**EXERCISE TASK**
Reproduce the lines from the one containing "List every element" up to and including the one containing "repost-icon: ⇄ xyxy=(162,511,174,527)", keeping them unchanged and leaving out the pictures.

**MATERIAL FOR THIS TASK**

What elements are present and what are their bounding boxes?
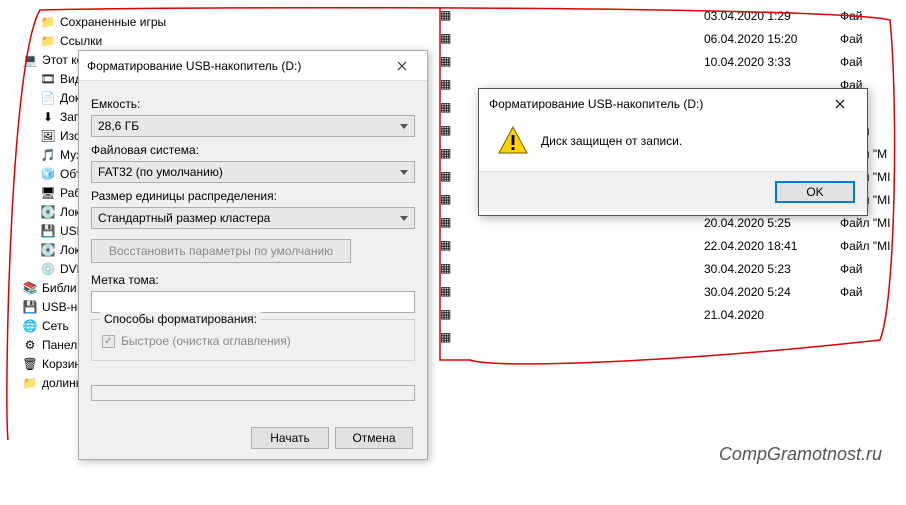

---

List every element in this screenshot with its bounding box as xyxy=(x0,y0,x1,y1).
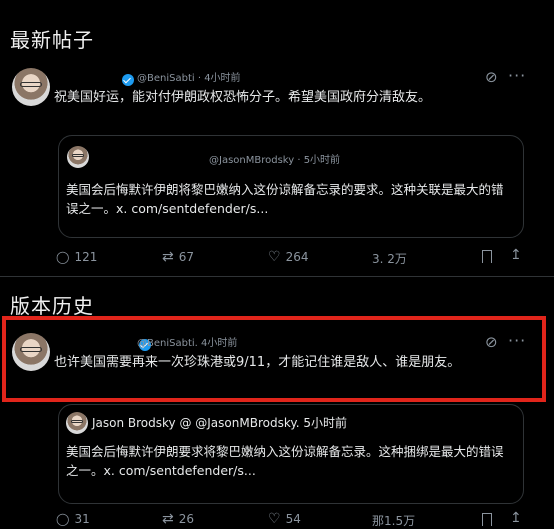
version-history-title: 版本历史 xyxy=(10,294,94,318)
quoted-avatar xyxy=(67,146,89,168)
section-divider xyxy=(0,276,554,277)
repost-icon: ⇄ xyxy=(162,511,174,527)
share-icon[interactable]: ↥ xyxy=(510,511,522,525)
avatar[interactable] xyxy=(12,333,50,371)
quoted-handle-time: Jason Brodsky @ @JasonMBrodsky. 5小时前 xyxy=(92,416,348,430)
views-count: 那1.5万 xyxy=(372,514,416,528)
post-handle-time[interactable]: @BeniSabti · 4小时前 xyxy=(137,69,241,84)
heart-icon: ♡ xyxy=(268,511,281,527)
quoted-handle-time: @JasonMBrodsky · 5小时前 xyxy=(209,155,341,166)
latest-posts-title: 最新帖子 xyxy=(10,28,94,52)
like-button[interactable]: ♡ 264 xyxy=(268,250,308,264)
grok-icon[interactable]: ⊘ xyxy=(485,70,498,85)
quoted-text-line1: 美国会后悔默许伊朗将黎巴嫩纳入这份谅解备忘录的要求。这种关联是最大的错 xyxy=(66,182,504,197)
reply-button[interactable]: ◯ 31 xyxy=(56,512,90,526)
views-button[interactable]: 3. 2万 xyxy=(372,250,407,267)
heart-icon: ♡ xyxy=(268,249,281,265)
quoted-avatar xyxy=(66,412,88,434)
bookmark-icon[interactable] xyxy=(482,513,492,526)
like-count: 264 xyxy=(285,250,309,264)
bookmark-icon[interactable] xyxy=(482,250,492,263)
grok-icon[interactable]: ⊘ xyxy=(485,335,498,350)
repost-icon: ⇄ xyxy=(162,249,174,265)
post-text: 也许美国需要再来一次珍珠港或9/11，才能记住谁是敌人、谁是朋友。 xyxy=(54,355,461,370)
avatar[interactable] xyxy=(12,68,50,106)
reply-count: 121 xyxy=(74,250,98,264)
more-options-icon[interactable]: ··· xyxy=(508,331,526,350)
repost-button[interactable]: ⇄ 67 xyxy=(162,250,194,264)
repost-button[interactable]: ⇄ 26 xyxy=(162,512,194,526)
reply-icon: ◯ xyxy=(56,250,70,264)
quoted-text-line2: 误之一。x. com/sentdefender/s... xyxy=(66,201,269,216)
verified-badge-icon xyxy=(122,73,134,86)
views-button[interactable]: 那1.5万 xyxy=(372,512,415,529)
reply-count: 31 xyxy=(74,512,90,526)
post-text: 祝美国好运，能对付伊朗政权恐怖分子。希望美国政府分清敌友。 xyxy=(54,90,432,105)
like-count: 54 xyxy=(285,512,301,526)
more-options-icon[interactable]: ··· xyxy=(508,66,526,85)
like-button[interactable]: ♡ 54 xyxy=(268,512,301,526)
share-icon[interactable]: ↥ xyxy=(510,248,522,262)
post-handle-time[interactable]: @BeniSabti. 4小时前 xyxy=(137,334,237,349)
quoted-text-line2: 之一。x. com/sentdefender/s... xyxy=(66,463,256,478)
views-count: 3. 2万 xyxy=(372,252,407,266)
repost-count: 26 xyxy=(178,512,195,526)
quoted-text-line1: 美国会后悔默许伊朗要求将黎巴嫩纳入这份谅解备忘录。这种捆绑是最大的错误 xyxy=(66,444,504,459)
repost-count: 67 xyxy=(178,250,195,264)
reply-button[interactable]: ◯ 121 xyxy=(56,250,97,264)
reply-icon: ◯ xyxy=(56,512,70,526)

**FULL ANSWER**
List every element in this screenshot with its bounding box as xyxy=(x0,y0,x1,y1).
version-history-title: 版本历史 xyxy=(10,294,94,318)
quoted-avatar xyxy=(67,146,89,168)
section-divider xyxy=(0,276,554,277)
repost-icon: ⇄ xyxy=(162,511,174,527)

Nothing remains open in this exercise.